Lift out all lines below that contain "title".

[Begin]

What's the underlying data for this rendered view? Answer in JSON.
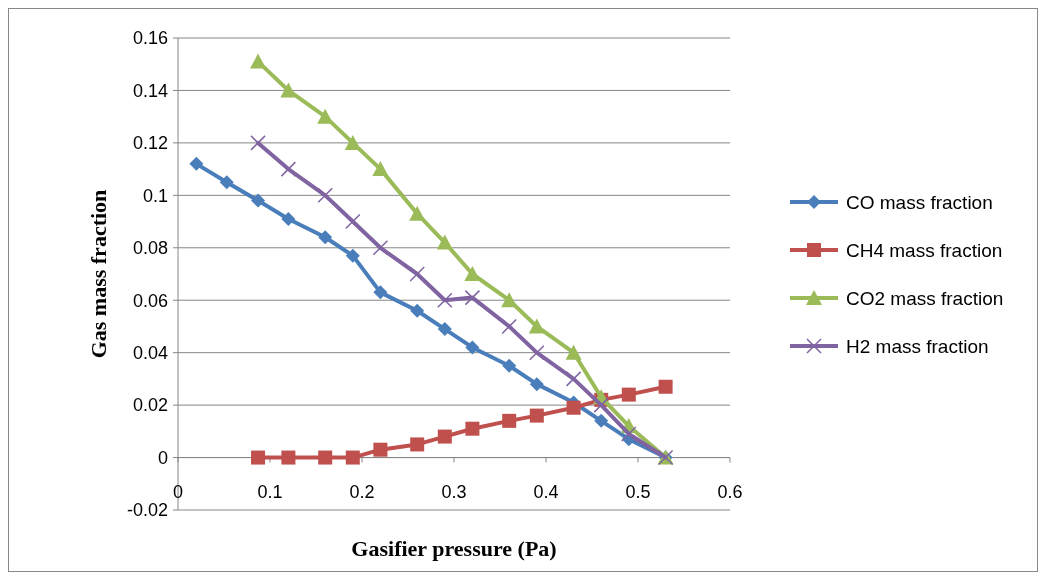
{
  "chart_data": {
    "type": "line",
    "xlabel": "Gasifier pressure (Pa)",
    "ylabel": "Gas mass fraction",
    "xlim": [
      0,
      0.6
    ],
    "xticks": [
      0,
      0.1,
      0.2,
      0.3,
      0.4,
      0.5,
      0.6
    ],
    "ylim": [
      -0.02,
      0.16
    ],
    "yticks": [
      -0.02,
      0,
      0.02,
      0.04,
      0.06,
      0.08,
      0.1,
      0.12,
      0.14,
      0.16
    ],
    "grid": "y",
    "legend": "right",
    "line_style": "solid",
    "series": [
      {
        "name": "CO mass fraction",
        "color": "#4a7ebb",
        "marker": "diamond",
        "x": [
          0.02,
          0.053,
          0.087,
          0.12,
          0.16,
          0.19,
          0.22,
          0.26,
          0.29,
          0.32,
          0.36,
          0.39,
          0.43,
          0.46,
          0.49,
          0.53
        ],
        "values": [
          0.112,
          0.105,
          0.098,
          0.091,
          0.084,
          0.077,
          0.063,
          0.056,
          0.049,
          0.042,
          0.035,
          0.028,
          0.021,
          0.014,
          0.007,
          0
        ]
      },
      {
        "name": "CH4 mass fraction",
        "color": "#c0504d",
        "marker": "square",
        "x": [
          0.087,
          0.12,
          0.16,
          0.19,
          0.22,
          0.26,
          0.29,
          0.32,
          0.36,
          0.39,
          0.43,
          0.46,
          0.49,
          0.53
        ],
        "values": [
          0,
          0,
          0,
          0,
          0.003,
          0.005,
          0.008,
          0.011,
          0.014,
          0.016,
          0.019,
          0.022,
          0.024,
          0.027
        ]
      },
      {
        "name": "CO2 mass fraction",
        "color": "#9bbb59",
        "marker": "triangle",
        "x": [
          0.087,
          0.12,
          0.16,
          0.19,
          0.22,
          0.26,
          0.29,
          0.32,
          0.36,
          0.39,
          0.43,
          0.46,
          0.49,
          0.53
        ],
        "values": [
          0.151,
          0.14,
          0.13,
          0.12,
          0.11,
          0.093,
          0.082,
          0.07,
          0.06,
          0.05,
          0.04,
          0.023,
          0.012,
          0
        ]
      },
      {
        "name": "H2 mass fraction",
        "color": "#8064a2",
        "marker": "cross",
        "x": [
          0.087,
          0.12,
          0.16,
          0.19,
          0.22,
          0.26,
          0.29,
          0.32,
          0.36,
          0.39,
          0.43,
          0.46,
          0.49,
          0.53
        ],
        "values": [
          0.12,
          0.11,
          0.1,
          0.09,
          0.08,
          0.07,
          0.06,
          0.061,
          0.05,
          0.04,
          0.03,
          0.02,
          0.009,
          0
        ]
      }
    ]
  }
}
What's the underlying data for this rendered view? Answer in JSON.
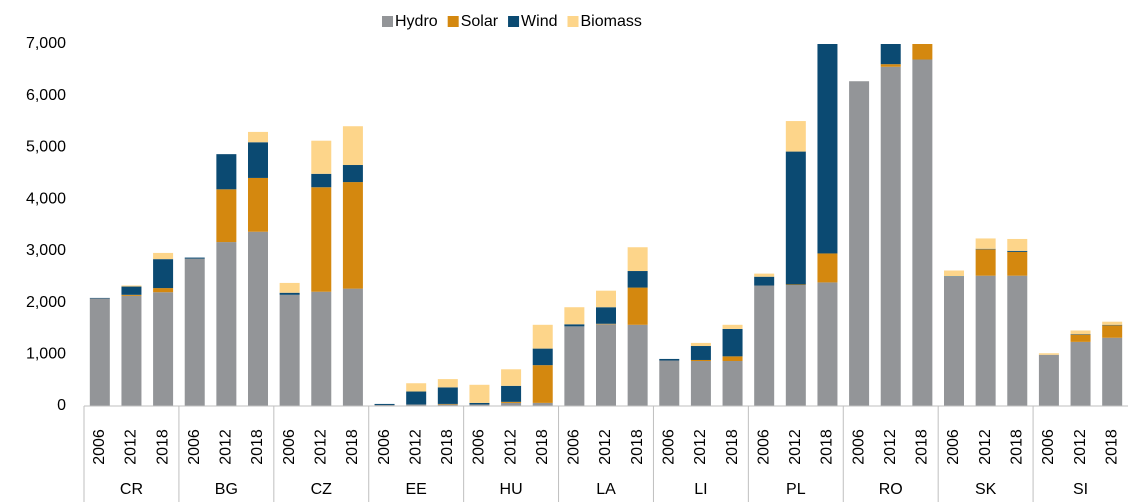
{
  "chart_data": {
    "type": "stacked_bar",
    "groups": [
      "CR",
      "BG",
      "CZ",
      "EE",
      "HU",
      "LA",
      "LI",
      "PL",
      "RO",
      "SK",
      "SI"
    ],
    "categories": [
      "2006",
      "2012",
      "2018",
      "2006",
      "2012",
      "2018",
      "2006",
      "2012",
      "2018",
      "2006",
      "2012",
      "2018",
      "2006",
      "2012",
      "2018",
      "2006",
      "2012",
      "2018",
      "2006",
      "2012",
      "2018",
      "2006",
      "2012",
      "2018",
      "2006",
      "2012",
      "2018",
      "2006",
      "2012",
      "2018",
      "2006",
      "2012",
      "2018"
    ],
    "series": [
      {
        "name": "Hydro",
        "color": "#939598",
        "values": [
          2080,
          2130,
          2200,
          2850,
          3170,
          3370,
          2150,
          2210,
          2270,
          20,
          30,
          30,
          30,
          60,
          60,
          1540,
          1580,
          1570,
          880,
          870,
          870,
          2330,
          2340,
          2390,
          6280,
          6560,
          6700,
          2500,
          2520,
          2520,
          990,
          1240,
          1320
        ]
      },
      {
        "name": "Solar",
        "color": "#d4880f",
        "values": [
          0,
          20,
          80,
          0,
          1020,
          1040,
          0,
          2020,
          2060,
          0,
          0,
          10,
          0,
          20,
          730,
          0,
          10,
          720,
          0,
          20,
          90,
          0,
          10,
          560,
          0,
          50,
          300,
          0,
          510,
          460,
          0,
          140,
          240
        ]
      },
      {
        "name": "Wind",
        "color": "#0b4a72",
        "values": [
          10,
          160,
          560,
          20,
          680,
          690,
          40,
          260,
          330,
          20,
          250,
          320,
          30,
          310,
          320,
          40,
          320,
          320,
          30,
          270,
          530,
          170,
          2570,
          4050,
          0,
          390,
          0,
          10,
          10,
          20,
          0,
          10,
          10
        ]
      },
      {
        "name": "Biomass",
        "color": "#fdd58a",
        "values": [
          0,
          20,
          120,
          0,
          0,
          200,
          190,
          640,
          750,
          0,
          160,
          160,
          350,
          320,
          460,
          330,
          320,
          460,
          0,
          60,
          80,
          60,
          590,
          0,
          0,
          0,
          0,
          110,
          200,
          230,
          30,
          70,
          60
        ]
      }
    ],
    "ylim": [
      0,
      7000
    ],
    "yticks": [
      0,
      {
        "value": 1000,
        "label": "1,000"
      },
      {
        "value": 2000,
        "label": "2,000"
      },
      {
        "value": 3000,
        "label": "3,000"
      },
      {
        "value": 4000,
        "label": "4,000"
      },
      {
        "value": 5000,
        "label": "5,000"
      },
      {
        "value": 6000,
        "label": "6,000"
      },
      {
        "value": 7000,
        "label": "7,000"
      }
    ],
    "legend": "top"
  }
}
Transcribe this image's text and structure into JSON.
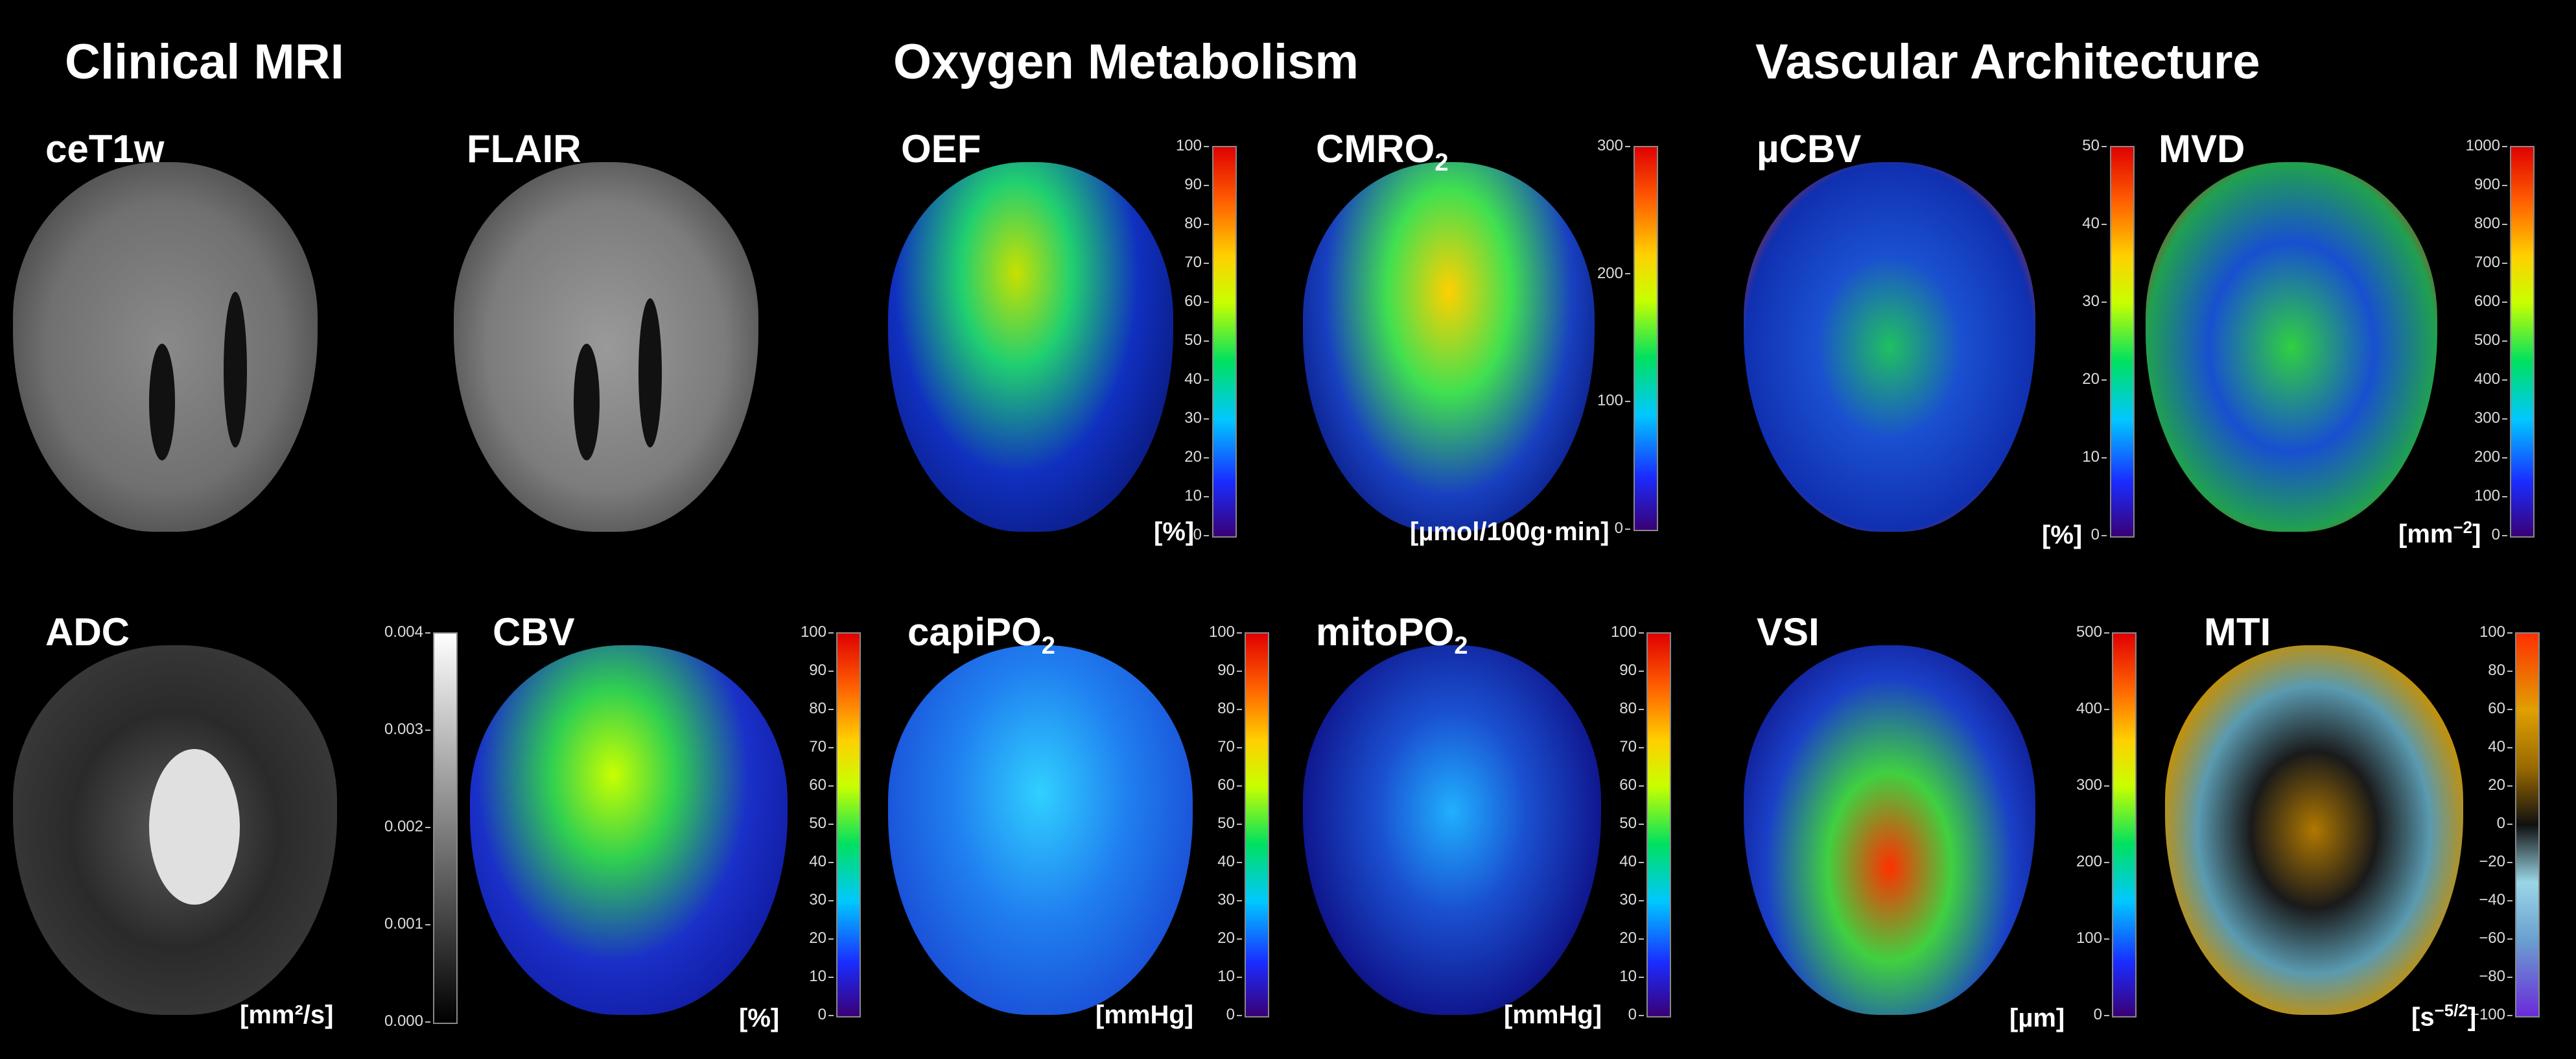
{
  "sections": [
    {
      "title": "Clinical MRI"
    },
    {
      "title": "Oxygen Metabolism"
    },
    {
      "title": "Vascular Architecture"
    }
  ],
  "panels": [
    {
      "label": "ceT1w",
      "unit": "",
      "ticks": [],
      "colormap": "gray-anatomy"
    },
    {
      "label": "FLAIR",
      "unit": "",
      "ticks": [],
      "colormap": "gray-anatomy"
    },
    {
      "label": "OEF",
      "unit": "[%]",
      "ticks": [
        "100",
        "90",
        "80",
        "70",
        "60",
        "50",
        "40",
        "30",
        "20",
        "10",
        "0"
      ],
      "colormap": "rainbow"
    },
    {
      "label": "CMRO",
      "label_sub": "2",
      "unit": "[µmol/100g·min]",
      "ticks": [
        "300",
        "200",
        "100",
        "0"
      ],
      "colormap": "rainbow"
    },
    {
      "label": "µCBV",
      "unit": "[%]",
      "ticks": [
        "50",
        "40",
        "30",
        "20",
        "10",
        "0"
      ],
      "colormap": "rainbow"
    },
    {
      "label": "MVD",
      "unit": "[mm",
      "unit_sup": "−2",
      "unit_end": "]",
      "ticks": [
        "1000",
        "900",
        "800",
        "700",
        "600",
        "500",
        "400",
        "300",
        "200",
        "100",
        "0"
      ],
      "colormap": "rainbow"
    },
    {
      "label": "ADC",
      "unit": "[mm²/s]",
      "ticks": [
        "0.004",
        "0.003",
        "0.002",
        "0.001",
        "0.000"
      ],
      "colormap": "grayscale"
    },
    {
      "label": "CBV",
      "unit": "[%]",
      "ticks": [
        "100",
        "90",
        "80",
        "70",
        "60",
        "50",
        "40",
        "30",
        "20",
        "10",
        "0"
      ],
      "colormap": "rainbow"
    },
    {
      "label": "capiPO",
      "label_sub": "2",
      "unit": "[mmHg]",
      "ticks": [
        "100",
        "90",
        "80",
        "70",
        "60",
        "50",
        "40",
        "30",
        "20",
        "10",
        "0"
      ],
      "colormap": "rainbow"
    },
    {
      "label": "mitoPO",
      "label_sub": "2",
      "unit": "[mmHg]",
      "ticks": [
        "100",
        "90",
        "80",
        "70",
        "60",
        "50",
        "40",
        "30",
        "20",
        "10",
        "0"
      ],
      "colormap": "rainbow"
    },
    {
      "label": "VSI",
      "unit": "[µm]",
      "ticks": [
        "500",
        "400",
        "300",
        "200",
        "100",
        "0"
      ],
      "colormap": "rainbow"
    },
    {
      "label": "MTI",
      "unit": "[s",
      "unit_sup": "−5/2",
      "unit_end": "]",
      "ticks": [
        "100",
        "80",
        "60",
        "40",
        "20",
        "0",
        "−20",
        "−40",
        "−60",
        "−80",
        "−100"
      ],
      "colormap": "diverging"
    }
  ]
}
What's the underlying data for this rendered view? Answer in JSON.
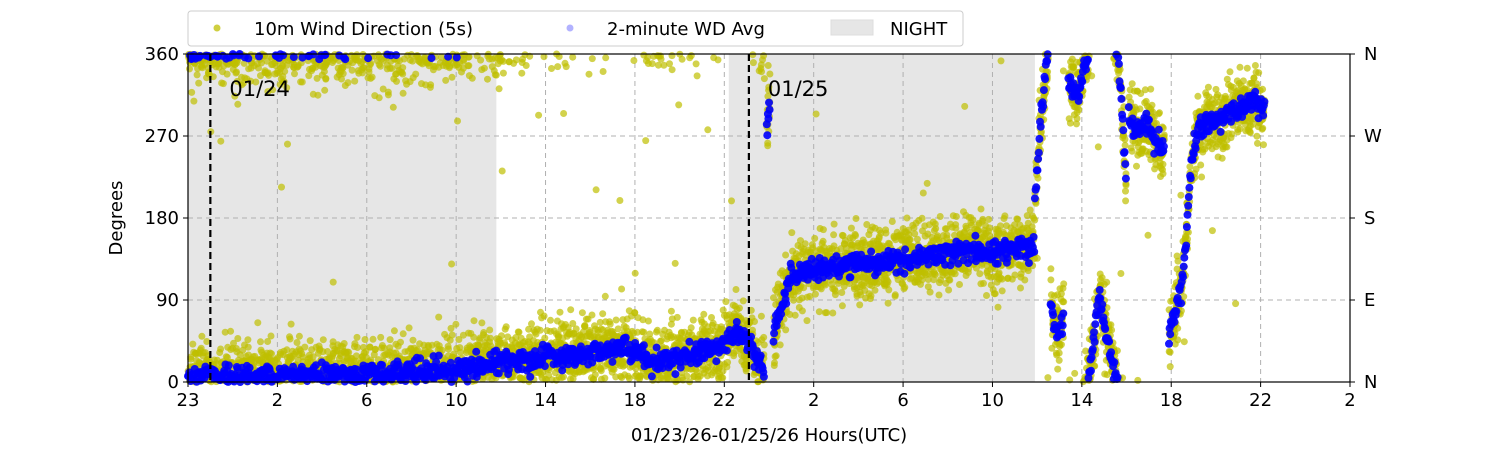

[End]

_SOLUTION TO THE PROBLEM_.
      "title": "Clinical MRI"
      "title": "Oxygen Metabolism"
      "title": "Vascular Architecture"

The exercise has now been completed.